(Structured figure records)
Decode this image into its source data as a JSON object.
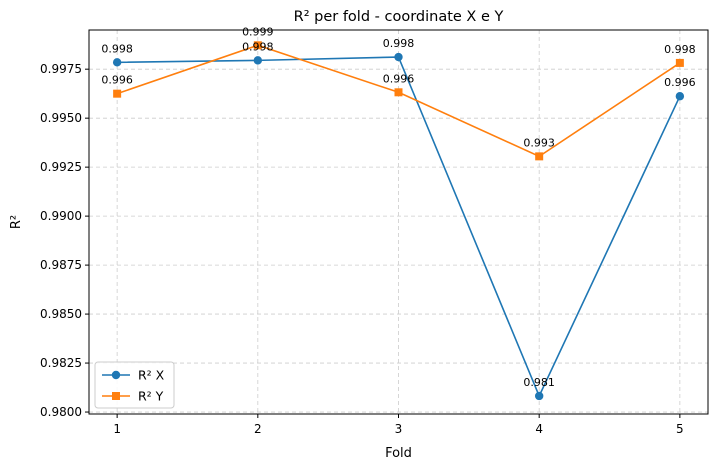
{
  "chart_data": {
    "type": "line",
    "title": "R² per fold - coordinate X e Y",
    "xlabel": "Fold",
    "ylabel": "R²",
    "x": [
      1,
      2,
      3,
      4,
      5
    ],
    "x_tick_labels": [
      "1",
      "2",
      "3",
      "4",
      "5"
    ],
    "ylim": [
      0.9799,
      0.9995
    ],
    "y_ticks": [
      0.98,
      0.9825,
      0.985,
      0.9875,
      0.99,
      0.9925,
      0.995,
      0.9975
    ],
    "y_tick_labels": [
      "0.9800",
      "0.9825",
      "0.9850",
      "0.9875",
      "0.9900",
      "0.9925",
      "0.9950",
      "0.9975"
    ],
    "grid": true,
    "legend_position": "lower-left",
    "series": [
      {
        "name": "R² X",
        "color": "#1f77b4",
        "marker": "circle",
        "values": [
          0.99785,
          0.99795,
          0.99812,
          0.98082,
          0.99612
        ],
        "labels": [
          "0.998",
          "0.998",
          "0.998",
          "0.981",
          "0.996"
        ]
      },
      {
        "name": "R² Y",
        "color": "#ff7f0e",
        "marker": "square",
        "values": [
          0.99625,
          0.99872,
          0.99632,
          0.99305,
          0.99782
        ],
        "labels": [
          "0.996",
          "0.999",
          "0.996",
          "0.993",
          "0.998"
        ]
      }
    ]
  }
}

GIVEN TASK
Set down all the data again exactly as above, pictures excluded.

ANSWER TO THE EXERCISE
Decode this image into its source data as a JSON object.
{
  "chart_data": {
    "type": "line",
    "title": "R² per fold - coordinate X e Y",
    "xlabel": "Fold",
    "ylabel": "R²",
    "x": [
      1,
      2,
      3,
      4,
      5
    ],
    "x_tick_labels": [
      "1",
      "2",
      "3",
      "4",
      "5"
    ],
    "ylim": [
      0.9799,
      0.9995
    ],
    "y_ticks": [
      0.98,
      0.9825,
      0.985,
      0.9875,
      0.99,
      0.9925,
      0.995,
      0.9975
    ],
    "y_tick_labels": [
      "0.9800",
      "0.9825",
      "0.9850",
      "0.9875",
      "0.9900",
      "0.9925",
      "0.9950",
      "0.9975"
    ],
    "grid": true,
    "legend_position": "lower-left",
    "series": [
      {
        "name": "R² X",
        "color": "#1f77b4",
        "marker": "circle",
        "values": [
          0.99785,
          0.99795,
          0.99812,
          0.98082,
          0.99612
        ],
        "labels": [
          "0.998",
          "0.998",
          "0.998",
          "0.981",
          "0.996"
        ]
      },
      {
        "name": "R² Y",
        "color": "#ff7f0e",
        "marker": "square",
        "values": [
          0.99625,
          0.99872,
          0.99632,
          0.99305,
          0.99782
        ],
        "labels": [
          "0.996",
          "0.999",
          "0.996",
          "0.993",
          "0.998"
        ]
      }
    ]
  }
}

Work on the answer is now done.